[Extracted information]:
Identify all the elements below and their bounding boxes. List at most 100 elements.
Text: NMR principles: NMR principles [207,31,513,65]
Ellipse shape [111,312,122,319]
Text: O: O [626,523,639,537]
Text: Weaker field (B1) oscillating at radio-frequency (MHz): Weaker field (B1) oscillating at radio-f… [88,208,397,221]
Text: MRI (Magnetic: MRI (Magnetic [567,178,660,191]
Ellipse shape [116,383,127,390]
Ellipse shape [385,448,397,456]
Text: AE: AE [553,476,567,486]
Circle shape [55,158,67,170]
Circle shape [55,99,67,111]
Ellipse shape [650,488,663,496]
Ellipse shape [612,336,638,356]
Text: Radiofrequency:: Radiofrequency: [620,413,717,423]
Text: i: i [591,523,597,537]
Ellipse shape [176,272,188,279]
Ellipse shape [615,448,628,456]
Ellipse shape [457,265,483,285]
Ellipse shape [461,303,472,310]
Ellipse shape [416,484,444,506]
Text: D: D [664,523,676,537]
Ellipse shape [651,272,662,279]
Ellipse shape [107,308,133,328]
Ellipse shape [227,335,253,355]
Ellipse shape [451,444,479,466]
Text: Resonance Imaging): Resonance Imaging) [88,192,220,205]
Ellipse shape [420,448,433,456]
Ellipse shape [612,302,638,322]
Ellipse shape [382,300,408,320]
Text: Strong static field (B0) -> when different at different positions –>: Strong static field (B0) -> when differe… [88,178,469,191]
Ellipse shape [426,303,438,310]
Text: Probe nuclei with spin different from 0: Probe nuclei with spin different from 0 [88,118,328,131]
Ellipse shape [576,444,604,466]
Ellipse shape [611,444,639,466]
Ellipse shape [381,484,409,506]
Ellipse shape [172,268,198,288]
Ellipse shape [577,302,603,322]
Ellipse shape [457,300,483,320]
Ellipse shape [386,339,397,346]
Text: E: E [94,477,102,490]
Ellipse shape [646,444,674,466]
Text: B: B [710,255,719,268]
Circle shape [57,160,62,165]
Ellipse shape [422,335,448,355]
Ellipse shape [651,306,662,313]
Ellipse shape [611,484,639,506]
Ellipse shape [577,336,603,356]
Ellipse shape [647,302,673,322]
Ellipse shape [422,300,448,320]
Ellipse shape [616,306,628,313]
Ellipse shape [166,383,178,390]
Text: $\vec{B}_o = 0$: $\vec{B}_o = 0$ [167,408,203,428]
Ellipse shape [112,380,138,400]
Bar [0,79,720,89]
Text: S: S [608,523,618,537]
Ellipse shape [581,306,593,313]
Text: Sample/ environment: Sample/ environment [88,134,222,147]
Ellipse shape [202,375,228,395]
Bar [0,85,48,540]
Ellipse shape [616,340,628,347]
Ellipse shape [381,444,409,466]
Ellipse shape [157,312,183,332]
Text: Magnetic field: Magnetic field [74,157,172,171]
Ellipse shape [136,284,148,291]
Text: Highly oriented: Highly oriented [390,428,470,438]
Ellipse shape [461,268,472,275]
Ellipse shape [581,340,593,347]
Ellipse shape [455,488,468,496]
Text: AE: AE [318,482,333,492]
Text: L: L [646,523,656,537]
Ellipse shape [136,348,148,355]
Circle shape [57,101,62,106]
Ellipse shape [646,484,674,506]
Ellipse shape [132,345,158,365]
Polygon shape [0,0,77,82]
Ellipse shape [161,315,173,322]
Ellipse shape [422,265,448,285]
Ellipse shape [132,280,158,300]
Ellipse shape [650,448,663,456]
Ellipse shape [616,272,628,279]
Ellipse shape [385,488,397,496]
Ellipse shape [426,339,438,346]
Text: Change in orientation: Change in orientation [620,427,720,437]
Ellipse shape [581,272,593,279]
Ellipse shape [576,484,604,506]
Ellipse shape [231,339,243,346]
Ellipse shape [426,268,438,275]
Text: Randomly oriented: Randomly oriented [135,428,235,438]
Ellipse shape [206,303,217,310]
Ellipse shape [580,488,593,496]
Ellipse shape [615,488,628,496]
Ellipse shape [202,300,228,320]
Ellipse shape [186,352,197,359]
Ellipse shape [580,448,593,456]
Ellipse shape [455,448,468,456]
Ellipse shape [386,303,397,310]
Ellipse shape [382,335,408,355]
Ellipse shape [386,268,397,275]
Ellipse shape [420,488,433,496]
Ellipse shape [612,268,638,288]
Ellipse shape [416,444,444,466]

[The task]: Set down, word for word, the lines of the listing above, from its first line through the line containing "Text: i: i [591,523,597,537]", including both.

[Result of the exercise]:
Identify all the elements below and their bounding boxes. List at most 100 elements.
Text: NMR principles: NMR principles [207,31,513,65]
Ellipse shape [111,312,122,319]
Text: O: O [626,523,639,537]
Text: Weaker field (B1) oscillating at radio-frequency (MHz): Weaker field (B1) oscillating at radio-f… [88,208,397,221]
Text: MRI (Magnetic: MRI (Magnetic [567,178,660,191]
Ellipse shape [116,383,127,390]
Ellipse shape [385,448,397,456]
Text: AE: AE [553,476,567,486]
Circle shape [55,158,67,170]
Circle shape [55,99,67,111]
Ellipse shape [650,488,663,496]
Ellipse shape [612,336,638,356]
Text: Radiofrequency:: Radiofrequency: [620,413,717,423]
Text: i: i [591,523,597,537]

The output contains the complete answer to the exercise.